Goal:
Read the listing below and copy out every line that holds "disabled".

Task input:

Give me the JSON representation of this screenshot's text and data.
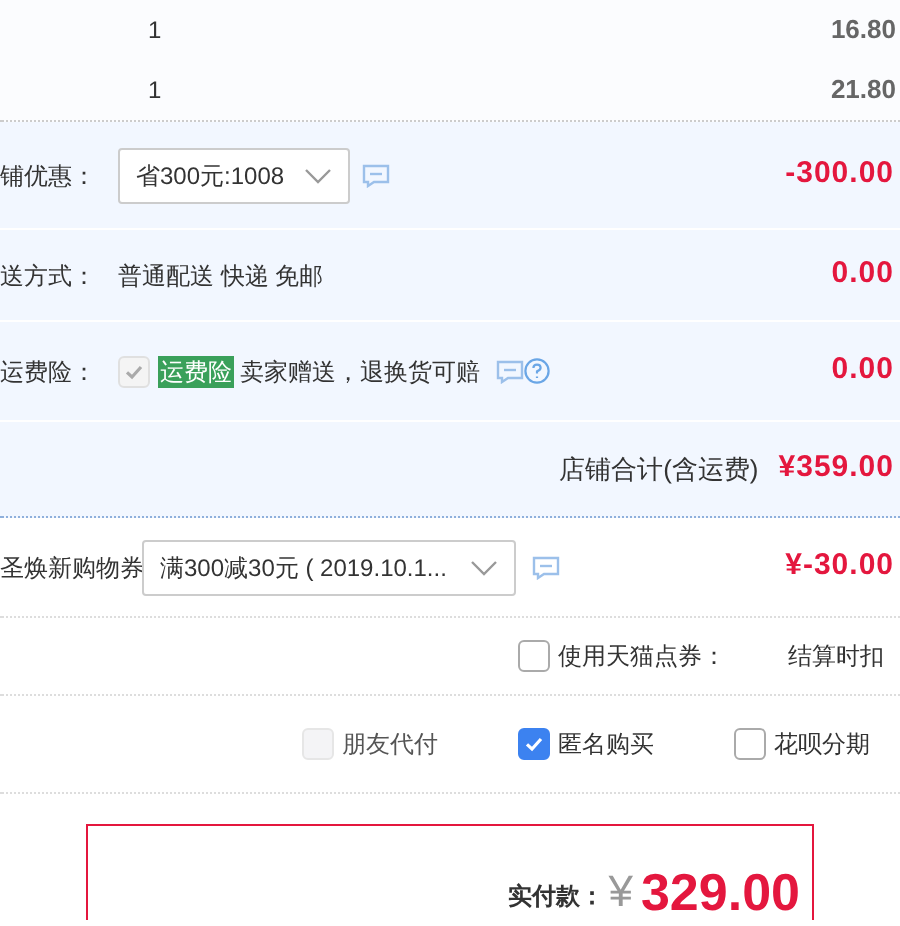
{
  "items": [
    {
      "quantity": "1",
      "price": "16.80"
    },
    {
      "quantity": "1",
      "price": "21.80"
    }
  ],
  "shop_discount": {
    "label": "铺优惠：",
    "select_value": "省300元:1008",
    "amount": "-300.00"
  },
  "delivery": {
    "label": "送方式：",
    "value": "普通配送 快递 免邮",
    "amount": "0.00"
  },
  "shipping_insurance": {
    "label": "运费险：",
    "checked": true,
    "disabled": true,
    "tag": "运费险",
    "text": "卖家赠送，退换货可赔",
    "amount": "0.00"
  },
  "shop_total": {
    "label": "店铺合计(含运费)",
    "amount": "¥359.00"
  },
  "coupon": {
    "label": "圣焕新购物券",
    "select_value": "满300减30元 ( 2019.10.1...",
    "amount": "¥-30.00"
  },
  "points": {
    "label": "使用天猫点券：",
    "checked": false,
    "note": "结算时扣"
  },
  "options": [
    {
      "label": "朋友代付",
      "checked": false,
      "disabled": true
    },
    {
      "label": "匿名购买",
      "checked": true,
      "disabled": false
    },
    {
      "label": "花呗分期",
      "checked": false,
      "disabled": false
    }
  ],
  "payment": {
    "label": "实付款：",
    "currency": "¥",
    "amount": "329.00"
  }
}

Solution for this problem:
    "disabled": true,
      "disabled": true
      "disabled": false
      "disabled": false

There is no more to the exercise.